(Stored records)
- - - -

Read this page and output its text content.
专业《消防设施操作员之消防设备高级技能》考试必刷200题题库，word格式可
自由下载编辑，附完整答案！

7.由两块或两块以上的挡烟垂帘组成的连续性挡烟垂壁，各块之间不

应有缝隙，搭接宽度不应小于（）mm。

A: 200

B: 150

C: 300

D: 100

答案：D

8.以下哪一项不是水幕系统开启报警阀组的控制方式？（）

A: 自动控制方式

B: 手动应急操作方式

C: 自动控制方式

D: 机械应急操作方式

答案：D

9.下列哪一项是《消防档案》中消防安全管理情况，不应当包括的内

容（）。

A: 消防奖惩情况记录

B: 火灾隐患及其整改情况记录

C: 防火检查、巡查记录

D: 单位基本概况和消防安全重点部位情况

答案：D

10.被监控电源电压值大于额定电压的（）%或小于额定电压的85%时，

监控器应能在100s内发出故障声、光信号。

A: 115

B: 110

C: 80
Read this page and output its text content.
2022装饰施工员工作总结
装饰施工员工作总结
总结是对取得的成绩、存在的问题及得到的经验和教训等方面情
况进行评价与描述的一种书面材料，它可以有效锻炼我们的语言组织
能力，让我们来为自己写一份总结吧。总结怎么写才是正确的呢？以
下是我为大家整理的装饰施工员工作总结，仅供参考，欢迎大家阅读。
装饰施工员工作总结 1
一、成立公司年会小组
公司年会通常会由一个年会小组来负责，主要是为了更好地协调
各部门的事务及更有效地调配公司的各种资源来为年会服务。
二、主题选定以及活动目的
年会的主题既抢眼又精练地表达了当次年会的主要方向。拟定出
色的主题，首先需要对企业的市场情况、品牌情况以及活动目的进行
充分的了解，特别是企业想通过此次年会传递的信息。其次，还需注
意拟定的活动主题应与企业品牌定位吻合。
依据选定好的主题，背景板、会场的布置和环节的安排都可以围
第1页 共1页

- - - -

* **WHAT IS REQUIRED**: Repeat the data exactly. Leave nothing out.

* **EXERCISE RESPONSE**:
Read this page and output its text content.
专业《消防设施操作员之消防设备高级技能》考试必刷200题题库，word格式可
自由下载编辑，附完整答案！

7.由两块或两块以上的挡烟垂帘组成的连续性挡烟垂壁，各块之间不

应有缝隙，搭接宽度不应小于（）mm。

A: 200

B: 150

C: 300

D: 100

答案：D

8.以下哪一项不是水幕系统开启报警阀组的控制方式？（）

A: 自动控制方式

B: 手动应急操作方式

C: 自动控制方式

D: 机械应急操作方式

答案：D

9.下列哪一项是《消防档案》中消防安全管理情况，不应当包括的内

容（）。

A: 消防奖惩情况记录

B: 火灾隐患及其整改情况记录

C: 防火检查、巡查记录

D: 单位基本概况和消防安全重点部位情况

答案：D

10.被监控电源电压值大于额定电压的（）%或小于额定电压的85%时，

监控器应能在100s内发出故障声、光信号。

A: 115

B: 110

C: 80
Read this page and output its text content.
2022装饰施工员工作总结
装饰施工员工作总结
总结是对取得的成绩、存在的问题及得到的经验和教训等方面情
况进行评价与描述的一种书面材料，它可以有效锻炼我们的语言组织
能力，让我们来为自己写一份总结吧。总结怎么写才是正确的呢？以
下是我为大家整理的装饰施工员工作总结，仅供参考，欢迎大家阅读。
装饰施工员工作总结 1
一、成立公司年会小组
公司年会通常会由一个年会小组来负责，主要是为了更好地协调
各部门的事务及更有效地调配公司的各种资源来为年会服务。
二、主题选定以及活动目的
年会的主题既抢眼又精练地表达了当次年会的主要方向。拟定出
色的主题，首先需要对企业的市场情况、品牌情况以及活动目的进行
充分的了解，特别是企业想通过此次年会传递的信息。其次，还需注
意拟定的活动主题应与企业品牌定位吻合。
依据选定好的主题，背景板、会场的布置和环节的安排都可以围
第1页 共1页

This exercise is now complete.